(Source data)
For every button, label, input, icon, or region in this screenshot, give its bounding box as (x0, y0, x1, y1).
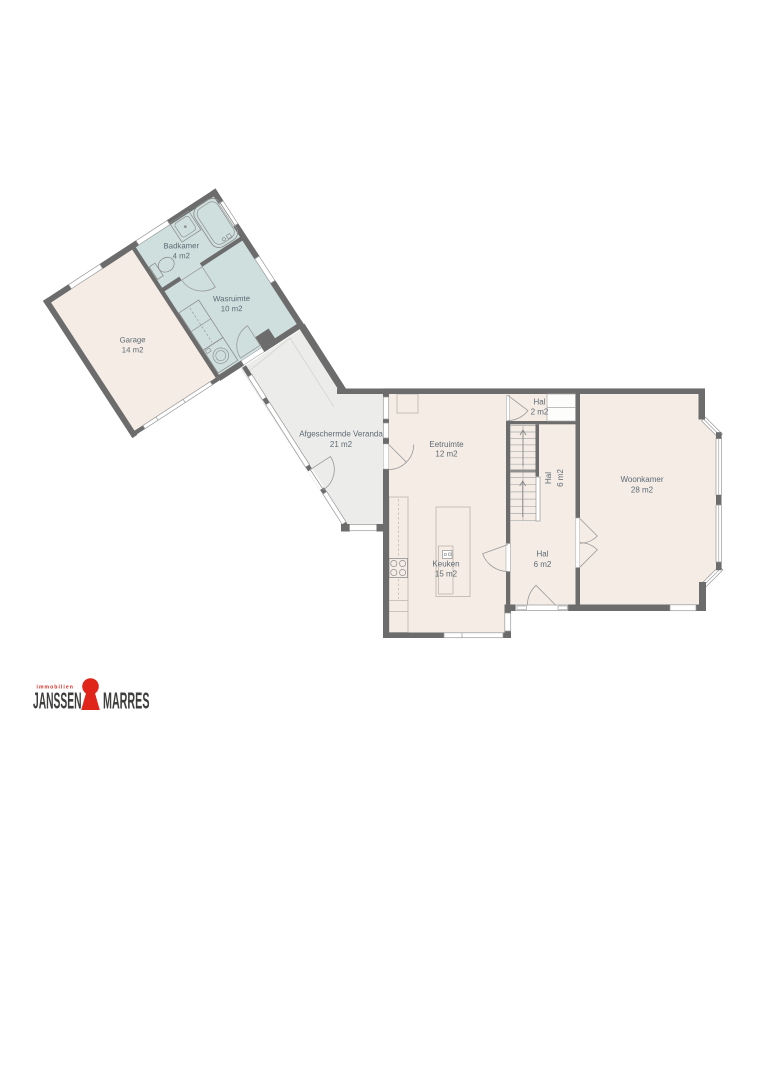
svg-text:12 m2: 12 m2 (435, 449, 458, 458)
svg-text:Eetruimte: Eetruimte (429, 440, 464, 449)
svg-text:Badkamer: Badkamer (164, 241, 200, 250)
svg-text:6 m2: 6 m2 (556, 469, 565, 487)
svg-text:Garage: Garage (120, 335, 146, 344)
svg-text:Keuken: Keuken (432, 560, 459, 569)
svg-text:4 m2: 4 m2 (173, 251, 190, 260)
svg-text:Hal: Hal (544, 472, 553, 484)
svg-text:Woonkamer: Woonkamer (621, 475, 664, 484)
svg-text:6 m2: 6 m2 (534, 560, 552, 569)
svg-text:2 m2: 2 m2 (531, 407, 549, 416)
svg-text:Wasruimte: Wasruimte (213, 294, 250, 303)
svg-text:JANSSEN: JANSSEN (33, 688, 82, 714)
svg-text:10 m2: 10 m2 (221, 304, 243, 313)
svg-text:Hal: Hal (536, 549, 548, 558)
svg-text:15 m2: 15 m2 (435, 570, 458, 579)
svg-text:28 m2: 28 m2 (631, 485, 654, 494)
svg-text:21 m2: 21 m2 (330, 440, 353, 449)
svg-text:14 m2: 14 m2 (122, 345, 144, 354)
svg-text:Hal: Hal (533, 398, 545, 407)
svg-text:Afgeschermde Veranda: Afgeschermde Veranda (299, 430, 383, 439)
svg-text:MARRES: MARRES (103, 688, 150, 714)
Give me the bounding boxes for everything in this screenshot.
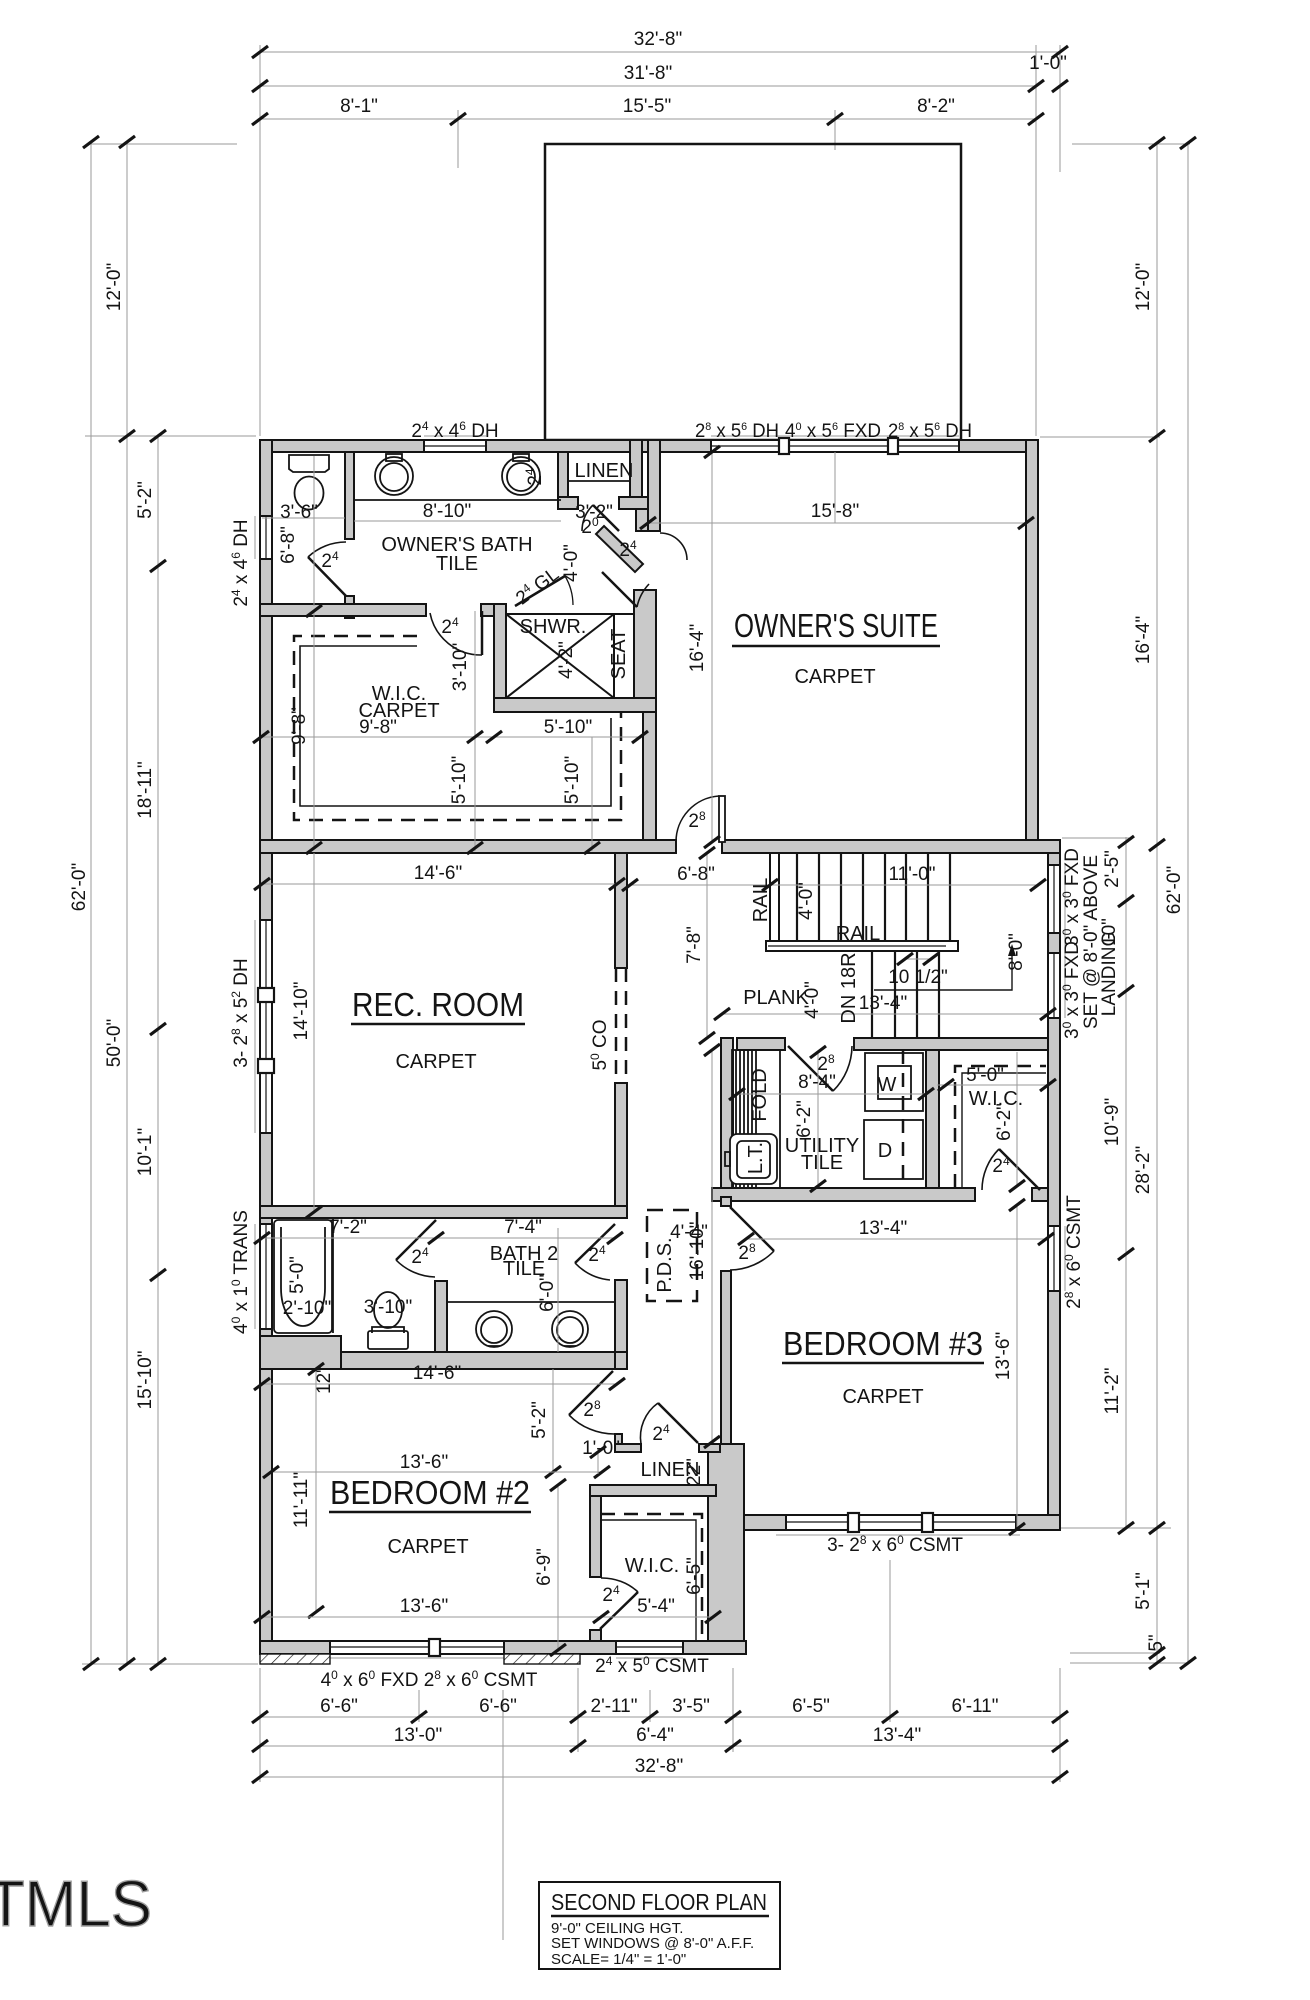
svg-text:50 CO: 50 CO [588, 1019, 611, 1070]
svg-text:3'-6": 3'-6" [280, 502, 318, 523]
svg-text:8'-10": 8'-10" [423, 501, 471, 522]
svg-text:32'-8": 32'-8" [634, 29, 682, 50]
svg-text:13'-6": 13'-6" [400, 1452, 448, 1473]
svg-text:9'-8": 9'-8" [289, 707, 310, 745]
svg-text:2'-10": 2'-10" [283, 1298, 331, 1319]
svg-text:3- 28 x 60 CSMT: 3- 28 x 60 CSMT [827, 1533, 963, 1556]
svg-text:6'-8": 6'-8" [278, 526, 299, 564]
svg-text:62'-0": 62'-0" [69, 863, 90, 911]
svg-text:24 x 50 CSMT: 24 x 50 CSMT [595, 1654, 709, 1677]
svg-text:8'-2": 8'-2" [917, 96, 955, 117]
svg-text:8'-0": 8'-0" [1006, 933, 1027, 971]
svg-text:6'-9": 6'-9" [534, 1548, 555, 1586]
svg-text:5": 5" [1146, 1634, 1167, 1651]
svg-text:13'-0": 13'-0" [394, 1725, 442, 1746]
svg-text:5'-0": 5'-0" [966, 1065, 1004, 1086]
svg-text:16'-4": 16'-4" [687, 624, 708, 672]
svg-text:SHWR.: SHWR. [520, 616, 587, 638]
svg-text:15'-10": 15'-10" [135, 1351, 156, 1410]
svg-text:5'-10": 5'-10" [544, 717, 592, 738]
svg-text:28 x 60 CSMT: 28 x 60 CSMT [1062, 1195, 1085, 1309]
svg-text:62'-0": 62'-0" [1164, 866, 1185, 914]
svg-text:12'-0": 12'-0" [1133, 263, 1154, 311]
svg-text:14'-6": 14'-6" [414, 863, 462, 884]
svg-text:5'-2": 5'-2" [529, 1401, 550, 1439]
svg-text:TMLS: TMLS [0, 1867, 152, 1940]
svg-text:14'-6": 14'-6" [413, 1363, 461, 1384]
svg-text:4'-0": 4'-0" [796, 882, 817, 920]
svg-text:6'-2": 6'-2" [994, 1103, 1015, 1141]
svg-text:SECOND FLOOR PLAN: SECOND FLOOR PLAN [551, 1889, 767, 1915]
svg-text:6'-8": 6'-8" [677, 864, 715, 885]
svg-text:CARPET: CARPET [842, 1386, 923, 1408]
svg-text:16'-4": 16'-4" [1133, 616, 1154, 664]
svg-text:13'-6": 13'-6" [993, 1332, 1014, 1380]
svg-text:13'-4": 13'-4" [859, 1218, 907, 1239]
svg-text:SCALE= 1/4" = 1'-0": SCALE= 1/4" = 1'-0" [551, 1951, 686, 1968]
svg-text:15'-5": 15'-5" [623, 96, 671, 117]
svg-text:6'-2": 6'-2" [794, 1100, 815, 1138]
svg-text:31'-8": 31'-8" [624, 63, 672, 84]
svg-text:8'-4": 8'-4" [798, 1072, 836, 1093]
svg-text:5'-1": 5'-1" [1133, 1572, 1154, 1610]
svg-text:10 1/2": 10 1/2" [888, 967, 948, 988]
svg-text:OWNER'S SUITE: OWNER'S SUITE [734, 607, 938, 644]
svg-text:5'-0": 5'-0" [287, 1256, 308, 1294]
svg-text:BEDROOM #2: BEDROOM #2 [330, 1474, 530, 1511]
svg-text:CARPET: CARPET [794, 666, 875, 688]
svg-text:7'-4": 7'-4" [504, 1217, 542, 1238]
svg-text:6'-0": 6'-0" [537, 1274, 558, 1312]
svg-text:11'-0": 11'-0" [889, 864, 936, 885]
svg-text:6'-4": 6'-4" [636, 1725, 674, 1746]
svg-text:3'-10": 3'-10" [364, 1297, 412, 1318]
svg-text:1'-0": 1'-0" [1029, 53, 1067, 74]
svg-text:4'-0": 4'-0" [802, 981, 823, 1019]
svg-text:3'-10": 3'-10" [450, 643, 471, 691]
svg-text:SEAT: SEAT [608, 629, 630, 680]
svg-text:2'-11": 2'-11" [591, 1696, 638, 1717]
svg-text:2'-5": 2'-5" [1102, 850, 1123, 888]
svg-text:5'-4": 5'-4" [637, 1596, 675, 1617]
svg-text:10'-9": 10'-9" [1102, 1098, 1123, 1146]
svg-text:12": 12" [314, 1366, 335, 1394]
svg-text:RAIL: RAIL [836, 923, 880, 945]
svg-text:12'-0": 12'-0" [104, 263, 125, 311]
svg-text:6'-5": 6'-5" [792, 1696, 830, 1717]
svg-text:8'-1": 8'-1" [340, 96, 378, 117]
svg-text:14'-10": 14'-10" [291, 982, 312, 1041]
svg-text:9'-8": 9'-8" [359, 717, 397, 738]
svg-text:10'-1": 10'-1" [135, 1128, 156, 1176]
svg-text:CARPET: CARPET [395, 1051, 476, 1073]
svg-text:11'-11": 11'-11" [291, 1472, 312, 1528]
svg-text:7'-8": 7'-8" [684, 926, 705, 964]
svg-text:6'-6": 6'-6" [479, 1696, 517, 1717]
svg-text:7'-2": 7'-2" [329, 1217, 367, 1238]
svg-text:W: W [878, 1074, 897, 1096]
svg-text:13'-4": 13'-4" [873, 1725, 921, 1746]
svg-text:CARPET: CARPET [387, 1536, 468, 1558]
svg-text:DN 18R: DN 18R [838, 952, 860, 1023]
svg-text:4'-2": 4'-2" [556, 641, 577, 679]
svg-text:SET WINDOWS @ 8'-0" A.F.F.: SET WINDOWS @ 8'-0" A.F.F. [551, 1935, 754, 1952]
svg-text:5'-10": 5'-10" [449, 756, 470, 804]
svg-text:13'-4": 13'-4" [859, 993, 907, 1014]
svg-text:13'-6": 13'-6" [400, 1596, 448, 1617]
svg-text:6'-5": 6'-5" [684, 1557, 705, 1595]
svg-text:5'-2": 5'-2" [135, 481, 156, 519]
svg-text:TILE: TILE [801, 1152, 843, 1174]
svg-text:40 x 10 TRANS: 40 x 10 TRANS [229, 1210, 252, 1334]
svg-text:28'-2": 28'-2" [1133, 1146, 1154, 1194]
svg-text:50'-0": 50'-0" [104, 1019, 125, 1067]
svg-text:BEDROOM #3: BEDROOM #3 [783, 1325, 983, 1362]
svg-text:22": 22" [684, 1458, 705, 1486]
svg-text:1'-0": 1'-0" [582, 1438, 620, 1459]
svg-text:P.D.S.: P.D.S. [654, 1237, 676, 1292]
svg-text:10": 10" [1099, 918, 1120, 946]
svg-text:3'-5": 3'-5" [672, 1696, 710, 1717]
svg-text:RAIL: RAIL [750, 878, 772, 922]
svg-text:PLANK: PLANK [743, 987, 809, 1009]
svg-text:4'-0": 4'-0" [561, 544, 582, 582]
svg-text:6'-6": 6'-6" [320, 1696, 358, 1717]
svg-text:15'-8": 15'-8" [811, 501, 859, 522]
svg-text:32'-8": 32'-8" [635, 1756, 683, 1777]
svg-text:16'-10": 16'-10" [687, 1222, 708, 1281]
svg-text:FOLD: FOLD [749, 1068, 771, 1121]
svg-text:3- 28 x 52 DH: 3- 28 x 52 DH [229, 958, 252, 1067]
svg-text:11'-2": 11'-2" [1102, 1368, 1123, 1415]
svg-text:5'-10": 5'-10" [562, 756, 583, 804]
svg-text:D: D [878, 1140, 892, 1162]
svg-text:W.I.C.: W.I.C. [625, 1555, 679, 1577]
svg-text:L.T.: L.T. [745, 1142, 767, 1174]
svg-text:40 x 60 FXD 28 x 60 CSMT: 40 x 60 FXD 28 x 60 CSMT [321, 1668, 538, 1691]
svg-text:6'-11": 6'-11" [952, 1696, 999, 1717]
svg-text:REC. ROOM: REC. ROOM [352, 986, 524, 1023]
svg-text:TILE: TILE [436, 553, 478, 575]
svg-text:LINEN: LINEN [575, 460, 634, 482]
svg-text:18'-11": 18'-11" [135, 761, 156, 819]
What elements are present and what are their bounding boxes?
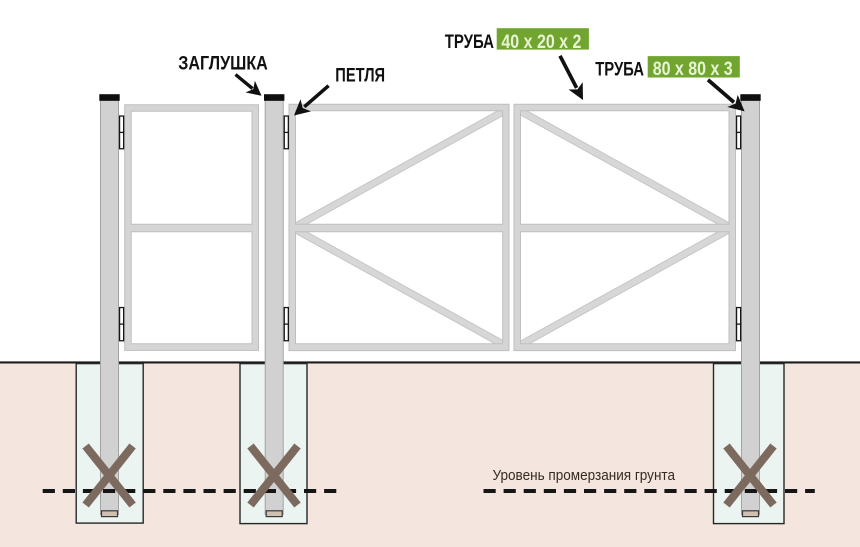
svg-text:ПЕТЛЯ: ПЕТЛЯ <box>335 66 385 87</box>
svg-text:80 x 80 x 3: 80 x 80 x 3 <box>653 59 733 80</box>
svg-text:ТРУБА: ТРУБА <box>445 32 495 53</box>
svg-text:ТРУБА: ТРУБА <box>595 60 644 81</box>
svg-text:40 x 20 x 2: 40 x 20 x 2 <box>501 32 581 53</box>
svg-text:ЗАГЛУШКА: ЗАГЛУШКА <box>178 53 268 74</box>
svg-text:Уровень промерзания грунта: Уровень промерзания грунта <box>493 467 676 484</box>
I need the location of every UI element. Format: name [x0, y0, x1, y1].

Exercise aim:
Reproduce the rows that begin with the one containing "svg-text:12 m2: 12 m2 (435, 449, 458, 458)" and end with the one containing "svg-text:15 m2: 15 m2 (435, 570, 458, 579)", switching "Garage" to "Carport" wherever it appears and leaving everything else as is.

Output below:
svg-text:12 m2: 12 m2 (435, 449, 458, 458)
svg-text:Eetruimte: Eetruimte (429, 440, 464, 449)
svg-text:Badkamer: Badkamer (164, 241, 200, 250)
svg-text:6 m2: 6 m2 (556, 469, 565, 487)
svg-text:Carport: Carport (120, 335, 146, 344)
svg-text:Keuken: Keuken (432, 560, 459, 569)
svg-text:4 m2: 4 m2 (173, 251, 190, 260)
svg-text:Hal: Hal (544, 472, 553, 484)
svg-text:Woonkamer: Woonkamer (621, 475, 664, 484)
svg-text:6 m2: 6 m2 (534, 560, 552, 569)
svg-text:2 m2: 2 m2 (531, 407, 549, 416)
svg-text:Wasruimte: Wasruimte (213, 294, 250, 303)
svg-text:JANSSEN: JANSSEN (33, 688, 82, 714)
svg-text:10 m2: 10 m2 (221, 304, 243, 313)
svg-text:Hal: Hal (536, 549, 548, 558)
svg-text:15 m2: 15 m2 (435, 570, 458, 579)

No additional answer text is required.